--- START Data shown ---

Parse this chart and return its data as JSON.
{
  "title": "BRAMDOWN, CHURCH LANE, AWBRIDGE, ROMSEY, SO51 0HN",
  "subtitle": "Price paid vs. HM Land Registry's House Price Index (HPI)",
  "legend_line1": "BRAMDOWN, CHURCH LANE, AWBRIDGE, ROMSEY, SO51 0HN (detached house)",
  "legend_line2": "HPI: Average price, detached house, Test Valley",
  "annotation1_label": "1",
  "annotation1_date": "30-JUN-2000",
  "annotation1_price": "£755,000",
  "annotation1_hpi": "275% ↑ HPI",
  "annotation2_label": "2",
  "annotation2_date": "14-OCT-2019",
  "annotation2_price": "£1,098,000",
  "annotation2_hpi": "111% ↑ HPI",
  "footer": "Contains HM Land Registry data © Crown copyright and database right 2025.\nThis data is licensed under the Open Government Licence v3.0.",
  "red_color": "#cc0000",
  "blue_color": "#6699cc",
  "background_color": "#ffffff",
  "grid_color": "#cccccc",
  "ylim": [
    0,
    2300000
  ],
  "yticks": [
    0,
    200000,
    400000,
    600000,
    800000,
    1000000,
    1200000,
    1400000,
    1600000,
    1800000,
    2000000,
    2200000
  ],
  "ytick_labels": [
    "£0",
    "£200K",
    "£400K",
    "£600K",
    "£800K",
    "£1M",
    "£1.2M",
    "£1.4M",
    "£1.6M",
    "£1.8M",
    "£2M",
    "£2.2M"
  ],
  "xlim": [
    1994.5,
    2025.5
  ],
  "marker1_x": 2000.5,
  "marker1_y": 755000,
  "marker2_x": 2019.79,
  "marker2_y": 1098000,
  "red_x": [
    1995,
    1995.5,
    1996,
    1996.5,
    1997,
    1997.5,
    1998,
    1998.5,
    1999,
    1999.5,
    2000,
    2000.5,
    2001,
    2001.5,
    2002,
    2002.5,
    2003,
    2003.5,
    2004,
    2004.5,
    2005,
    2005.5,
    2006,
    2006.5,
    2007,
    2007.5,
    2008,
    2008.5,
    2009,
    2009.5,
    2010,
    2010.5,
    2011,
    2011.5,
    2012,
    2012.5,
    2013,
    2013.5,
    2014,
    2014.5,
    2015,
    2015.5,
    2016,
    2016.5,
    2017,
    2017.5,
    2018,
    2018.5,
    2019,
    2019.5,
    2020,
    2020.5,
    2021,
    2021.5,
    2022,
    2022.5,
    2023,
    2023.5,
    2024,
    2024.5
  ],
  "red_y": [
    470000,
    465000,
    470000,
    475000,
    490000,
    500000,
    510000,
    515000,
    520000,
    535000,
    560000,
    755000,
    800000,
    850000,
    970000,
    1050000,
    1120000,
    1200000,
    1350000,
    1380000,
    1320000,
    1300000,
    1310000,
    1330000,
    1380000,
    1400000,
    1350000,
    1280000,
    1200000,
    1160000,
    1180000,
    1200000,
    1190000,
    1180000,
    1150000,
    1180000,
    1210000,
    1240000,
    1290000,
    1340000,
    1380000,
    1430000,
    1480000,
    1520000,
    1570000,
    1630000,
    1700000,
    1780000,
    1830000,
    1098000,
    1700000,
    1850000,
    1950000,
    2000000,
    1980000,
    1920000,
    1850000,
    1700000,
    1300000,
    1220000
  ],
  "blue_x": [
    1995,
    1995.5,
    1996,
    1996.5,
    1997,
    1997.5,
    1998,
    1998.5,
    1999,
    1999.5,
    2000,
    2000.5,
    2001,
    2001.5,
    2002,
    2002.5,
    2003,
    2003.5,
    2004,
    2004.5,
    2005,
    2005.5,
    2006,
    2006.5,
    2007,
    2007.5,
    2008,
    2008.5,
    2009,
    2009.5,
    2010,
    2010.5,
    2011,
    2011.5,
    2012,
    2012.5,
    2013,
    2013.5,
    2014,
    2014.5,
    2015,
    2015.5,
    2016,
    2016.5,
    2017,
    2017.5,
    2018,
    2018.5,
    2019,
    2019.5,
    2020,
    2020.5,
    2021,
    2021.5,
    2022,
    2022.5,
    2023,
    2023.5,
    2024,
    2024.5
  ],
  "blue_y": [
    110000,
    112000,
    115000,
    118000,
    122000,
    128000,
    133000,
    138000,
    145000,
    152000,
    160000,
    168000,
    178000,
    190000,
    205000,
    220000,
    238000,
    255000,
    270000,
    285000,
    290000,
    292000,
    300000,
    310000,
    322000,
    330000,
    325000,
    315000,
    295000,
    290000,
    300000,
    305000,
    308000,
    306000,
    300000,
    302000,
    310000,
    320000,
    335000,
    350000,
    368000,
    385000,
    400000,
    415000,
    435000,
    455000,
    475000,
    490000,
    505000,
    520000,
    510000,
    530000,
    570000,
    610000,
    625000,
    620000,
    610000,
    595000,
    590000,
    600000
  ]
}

--- END Data shown ---

Work to be completed =>
Above are the records; retype every one exactly.

Full response =>
Parse this chart and return its data as JSON.
{
  "title": "BRAMDOWN, CHURCH LANE, AWBRIDGE, ROMSEY, SO51 0HN",
  "subtitle": "Price paid vs. HM Land Registry's House Price Index (HPI)",
  "legend_line1": "BRAMDOWN, CHURCH LANE, AWBRIDGE, ROMSEY, SO51 0HN (detached house)",
  "legend_line2": "HPI: Average price, detached house, Test Valley",
  "annotation1_label": "1",
  "annotation1_date": "30-JUN-2000",
  "annotation1_price": "£755,000",
  "annotation1_hpi": "275% ↑ HPI",
  "annotation2_label": "2",
  "annotation2_date": "14-OCT-2019",
  "annotation2_price": "£1,098,000",
  "annotation2_hpi": "111% ↑ HPI",
  "footer": "Contains HM Land Registry data © Crown copyright and database right 2025.\nThis data is licensed under the Open Government Licence v3.0.",
  "red_color": "#cc0000",
  "blue_color": "#6699cc",
  "background_color": "#ffffff",
  "grid_color": "#cccccc",
  "ylim": [
    0,
    2300000
  ],
  "yticks": [
    0,
    200000,
    400000,
    600000,
    800000,
    1000000,
    1200000,
    1400000,
    1600000,
    1800000,
    2000000,
    2200000
  ],
  "ytick_labels": [
    "£0",
    "£200K",
    "£400K",
    "£600K",
    "£800K",
    "£1M",
    "£1.2M",
    "£1.4M",
    "£1.6M",
    "£1.8M",
    "£2M",
    "£2.2M"
  ],
  "xlim": [
    1994.5,
    2025.5
  ],
  "marker1_x": 2000.5,
  "marker1_y": 755000,
  "marker2_x": 2019.79,
  "marker2_y": 1098000,
  "red_x": [
    1995,
    1995.5,
    1996,
    1996.5,
    1997,
    1997.5,
    1998,
    1998.5,
    1999,
    1999.5,
    2000,
    2000.5,
    2001,
    2001.5,
    2002,
    2002.5,
    2003,
    2003.5,
    2004,
    2004.5,
    2005,
    2005.5,
    2006,
    2006.5,
    2007,
    2007.5,
    2008,
    2008.5,
    2009,
    2009.5,
    2010,
    2010.5,
    2011,
    2011.5,
    2012,
    2012.5,
    2013,
    2013.5,
    2014,
    2014.5,
    2015,
    2015.5,
    2016,
    2016.5,
    2017,
    2017.5,
    2018,
    2018.5,
    2019,
    2019.5,
    2020,
    2020.5,
    2021,
    2021.5,
    2022,
    2022.5,
    2023,
    2023.5,
    2024,
    2024.5
  ],
  "red_y": [
    470000,
    465000,
    470000,
    475000,
    490000,
    500000,
    510000,
    515000,
    520000,
    535000,
    560000,
    755000,
    800000,
    850000,
    970000,
    1050000,
    1120000,
    1200000,
    1350000,
    1380000,
    1320000,
    1300000,
    1310000,
    1330000,
    1380000,
    1400000,
    1350000,
    1280000,
    1200000,
    1160000,
    1180000,
    1200000,
    1190000,
    1180000,
    1150000,
    1180000,
    1210000,
    1240000,
    1290000,
    1340000,
    1380000,
    1430000,
    1480000,
    1520000,
    1570000,
    1630000,
    1700000,
    1780000,
    1830000,
    1098000,
    1700000,
    1850000,
    1950000,
    2000000,
    1980000,
    1920000,
    1850000,
    1700000,
    1300000,
    1220000
  ],
  "blue_x": [
    1995,
    1995.5,
    1996,
    1996.5,
    1997,
    1997.5,
    1998,
    1998.5,
    1999,
    1999.5,
    2000,
    2000.5,
    2001,
    2001.5,
    2002,
    2002.5,
    2003,
    2003.5,
    2004,
    2004.5,
    2005,
    2005.5,
    2006,
    2006.5,
    2007,
    2007.5,
    2008,
    2008.5,
    2009,
    2009.5,
    2010,
    2010.5,
    2011,
    2011.5,
    2012,
    2012.5,
    2013,
    2013.5,
    2014,
    2014.5,
    2015,
    2015.5,
    2016,
    2016.5,
    2017,
    2017.5,
    2018,
    2018.5,
    2019,
    2019.5,
    2020,
    2020.5,
    2021,
    2021.5,
    2022,
    2022.5,
    2023,
    2023.5,
    2024,
    2024.5
  ],
  "blue_y": [
    110000,
    112000,
    115000,
    118000,
    122000,
    128000,
    133000,
    138000,
    145000,
    152000,
    160000,
    168000,
    178000,
    190000,
    205000,
    220000,
    238000,
    255000,
    270000,
    285000,
    290000,
    292000,
    300000,
    310000,
    322000,
    330000,
    325000,
    315000,
    295000,
    290000,
    300000,
    305000,
    308000,
    306000,
    300000,
    302000,
    310000,
    320000,
    335000,
    350000,
    368000,
    385000,
    400000,
    415000,
    435000,
    455000,
    475000,
    490000,
    505000,
    520000,
    510000,
    530000,
    570000,
    610000,
    625000,
    620000,
    610000,
    595000,
    590000,
    600000
  ]
}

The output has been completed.